Leave the pictures out and transcribe every record exactly.

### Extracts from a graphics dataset
● ● ● ●
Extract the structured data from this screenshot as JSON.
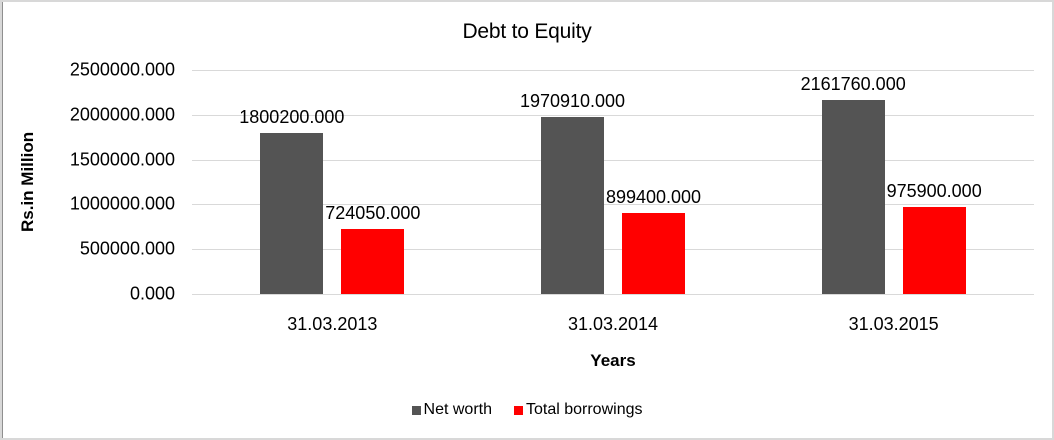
{
  "chart_data": {
    "type": "bar",
    "title": "Debt to Equity",
    "xlabel": "Years",
    "ylabel": "Rs.in Million",
    "categories": [
      "31.03.2013",
      "31.03.2014",
      "31.03.2015"
    ],
    "series": [
      {
        "name": "Net worth",
        "color": "#545454",
        "values": [
          1800200,
          1970910,
          2161760
        ],
        "labels": [
          "1800200.000",
          "1970910.000",
          "2161760.000"
        ]
      },
      {
        "name": "Total borrowings",
        "color": "#ff0000",
        "values": [
          724050,
          899400,
          975900
        ],
        "labels": [
          "724050.000",
          "899400.000",
          "975900.000"
        ]
      }
    ],
    "yticks": [
      "2500000.000",
      "2000000.000",
      "1500000.000",
      "1000000.000",
      "500000.000",
      "0.000"
    ],
    "ylim": [
      0,
      2500000
    ],
    "grid": true,
    "legend_position": "bottom",
    "gridline_color": "#d9d9d9",
    "background_color": "#ffffff"
  }
}
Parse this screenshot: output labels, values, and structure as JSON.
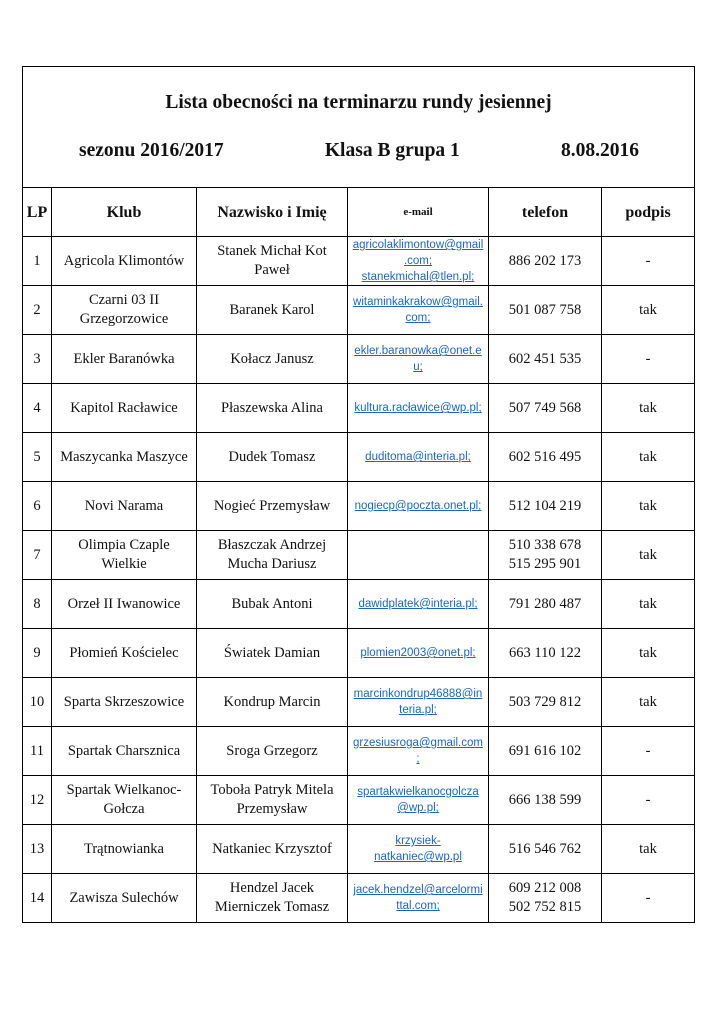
● ● ● ●
### Solution to this exercise
Extract the structured data from this screenshot as JSON.
{
  "chart_data": {
    "type": "bar",
    "title": "Debt to Equity",
    "xlabel": "Years",
    "ylabel": "Rs.in Million",
    "categories": [
      "31.03.2013",
      "31.03.2014",
      "31.03.2015"
    ],
    "series": [
      {
        "name": "Net worth",
        "color": "#545454",
        "values": [
          1800200,
          1970910,
          2161760
        ],
        "labels": [
          "1800200.000",
          "1970910.000",
          "2161760.000"
        ]
      },
      {
        "name": "Total borrowings",
        "color": "#ff0000",
        "values": [
          724050,
          899400,
          975900
        ],
        "labels": [
          "724050.000",
          "899400.000",
          "975900.000"
        ]
      }
    ],
    "yticks": [
      "2500000.000",
      "2000000.000",
      "1500000.000",
      "1000000.000",
      "500000.000",
      "0.000"
    ],
    "ylim": [
      0,
      2500000
    ],
    "grid": true,
    "legend_position": "bottom",
    "gridline_color": "#d9d9d9",
    "background_color": "#ffffff"
  }
}
Parse this screenshot: output labels, values, and structure as JSON.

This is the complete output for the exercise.